## Begin Provided entries

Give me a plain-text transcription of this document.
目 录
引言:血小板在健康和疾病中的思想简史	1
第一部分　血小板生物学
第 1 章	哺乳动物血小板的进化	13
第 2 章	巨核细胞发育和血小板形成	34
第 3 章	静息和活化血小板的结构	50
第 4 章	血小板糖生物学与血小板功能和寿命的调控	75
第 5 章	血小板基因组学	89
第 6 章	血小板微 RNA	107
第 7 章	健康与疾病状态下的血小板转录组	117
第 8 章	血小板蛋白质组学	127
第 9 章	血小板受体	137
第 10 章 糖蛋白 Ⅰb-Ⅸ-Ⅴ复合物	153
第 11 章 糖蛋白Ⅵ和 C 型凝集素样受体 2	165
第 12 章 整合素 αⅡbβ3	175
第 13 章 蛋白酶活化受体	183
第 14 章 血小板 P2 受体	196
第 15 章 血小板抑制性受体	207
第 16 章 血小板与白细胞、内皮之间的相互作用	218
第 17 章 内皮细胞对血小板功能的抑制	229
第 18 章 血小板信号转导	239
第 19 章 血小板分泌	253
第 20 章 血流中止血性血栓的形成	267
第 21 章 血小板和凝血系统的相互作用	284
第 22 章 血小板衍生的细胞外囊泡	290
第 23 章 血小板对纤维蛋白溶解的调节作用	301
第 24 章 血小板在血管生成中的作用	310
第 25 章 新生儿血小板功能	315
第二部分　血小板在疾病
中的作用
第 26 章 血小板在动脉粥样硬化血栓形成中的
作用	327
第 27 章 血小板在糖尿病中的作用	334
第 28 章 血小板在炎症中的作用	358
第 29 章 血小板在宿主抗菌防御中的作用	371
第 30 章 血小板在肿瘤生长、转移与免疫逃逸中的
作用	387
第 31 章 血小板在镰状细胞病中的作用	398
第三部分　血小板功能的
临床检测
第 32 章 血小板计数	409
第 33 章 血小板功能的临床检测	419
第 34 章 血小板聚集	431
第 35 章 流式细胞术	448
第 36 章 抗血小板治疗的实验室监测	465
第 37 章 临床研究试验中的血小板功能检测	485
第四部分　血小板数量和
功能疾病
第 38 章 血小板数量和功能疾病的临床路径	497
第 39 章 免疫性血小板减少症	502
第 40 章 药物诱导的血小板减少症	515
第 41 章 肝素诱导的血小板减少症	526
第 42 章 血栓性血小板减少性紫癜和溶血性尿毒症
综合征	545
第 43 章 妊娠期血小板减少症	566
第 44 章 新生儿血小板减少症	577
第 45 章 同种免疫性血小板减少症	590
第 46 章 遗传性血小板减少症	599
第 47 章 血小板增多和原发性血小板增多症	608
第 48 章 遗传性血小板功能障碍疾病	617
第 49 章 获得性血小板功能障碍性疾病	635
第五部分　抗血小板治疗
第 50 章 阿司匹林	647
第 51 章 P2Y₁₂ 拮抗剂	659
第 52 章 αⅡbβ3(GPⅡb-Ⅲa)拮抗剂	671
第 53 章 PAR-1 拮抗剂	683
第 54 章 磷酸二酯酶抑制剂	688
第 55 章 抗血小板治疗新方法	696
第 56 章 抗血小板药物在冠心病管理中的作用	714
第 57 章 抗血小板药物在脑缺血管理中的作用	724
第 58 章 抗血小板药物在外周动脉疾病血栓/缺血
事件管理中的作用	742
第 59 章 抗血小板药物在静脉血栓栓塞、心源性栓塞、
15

## End Provided entries

Output the whole listing above again, word for word.

Give me a plain-text transcription of this document.
目 录
引言:血小板在健康和疾病中的思想简史	1
第一部分　血小板生物学
第 1 章	哺乳动物血小板的进化	13
第 2 章	巨核细胞发育和血小板形成	34
第 3 章	静息和活化血小板的结构	50
第 4 章	血小板糖生物学与血小板功能和寿命的调控	75
第 5 章	血小板基因组学	89
第 6 章	血小板微 RNA	107
第 7 章	健康与疾病状态下的血小板转录组	117
第 8 章	血小板蛋白质组学	127
第 9 章	血小板受体	137
第 10 章 糖蛋白 Ⅰb-Ⅸ-Ⅴ复合物	153
第 11 章 糖蛋白Ⅵ和 C 型凝集素样受体 2	165
第 12 章 整合素 αⅡbβ3	175
第 13 章 蛋白酶活化受体	183
第 14 章 血小板 P2 受体	196
第 15 章 血小板抑制性受体	207
第 16 章 血小板与白细胞、内皮之间的相互作用	218
第 17 章 内皮细胞对血小板功能的抑制	229
第 18 章 血小板信号转导	239
第 19 章 血小板分泌	253
第 20 章 血流中止血性血栓的形成	267
第 21 章 血小板和凝血系统的相互作用	284
第 22 章 血小板衍生的细胞外囊泡	290
第 23 章 血小板对纤维蛋白溶解的调节作用	301
第 24 章 血小板在血管生成中的作用	310
第 25 章 新生儿血小板功能	315
第二部分　血小板在疾病
中的作用
第 26 章 血小板在动脉粥样硬化血栓形成中的
作用	327
第 27 章 血小板在糖尿病中的作用	334
第 28 章 血小板在炎症中的作用	358
第 29 章 血小板在宿主抗菌防御中的作用	371
第 30 章 血小板在肿瘤生长、转移与免疫逃逸中的
作用	387
第 31 章 血小板在镰状细胞病中的作用	398
第三部分　血小板功能的
临床检测
第 32 章 血小板计数	409
第 33 章 血小板功能的临床检测	419
第 34 章 血小板聚集	431
第 35 章 流式细胞术	448
第 36 章 抗血小板治疗的实验室监测	465
第 37 章 临床研究试验中的血小板功能检测	485
第四部分　血小板数量和
功能疾病
第 38 章 血小板数量和功能疾病的临床路径	497
第 39 章 免疫性血小板减少症	502
第 40 章 药物诱导的血小板减少症	515
第 41 章 肝素诱导的血小板减少症	526
第 42 章 血栓性血小板减少性紫癜和溶血性尿毒症
综合征	545
第 43 章 妊娠期血小板减少症	566
第 44 章 新生儿血小板减少症	577
第 45 章 同种免疫性血小板减少症	590
第 46 章 遗传性血小板减少症	599
第 47 章 血小板增多和原发性血小板增多症	608
第 48 章 遗传性血小板功能障碍疾病	617
第 49 章 获得性血小板功能障碍性疾病	635
第五部分　抗血小板治疗
第 50 章 阿司匹林	647
第 51 章 P2Y₁₂ 拮抗剂	659
第 52 章 αⅡbβ3(GPⅡb-Ⅲa)拮抗剂	671
第 53 章 PAR-1 拮抗剂	683
第 54 章 磷酸二酯酶抑制剂	688
第 55 章 抗血小板治疗新方法	696
第 56 章 抗血小板药物在冠心病管理中的作用	714
第 57 章 抗血小板药物在脑缺血管理中的作用	724
第 58 章 抗血小板药物在外周动脉疾病血栓/缺血
事件管理中的作用	742
第 59 章 抗血小板药物在静脉血栓栓塞、心源性栓塞、
15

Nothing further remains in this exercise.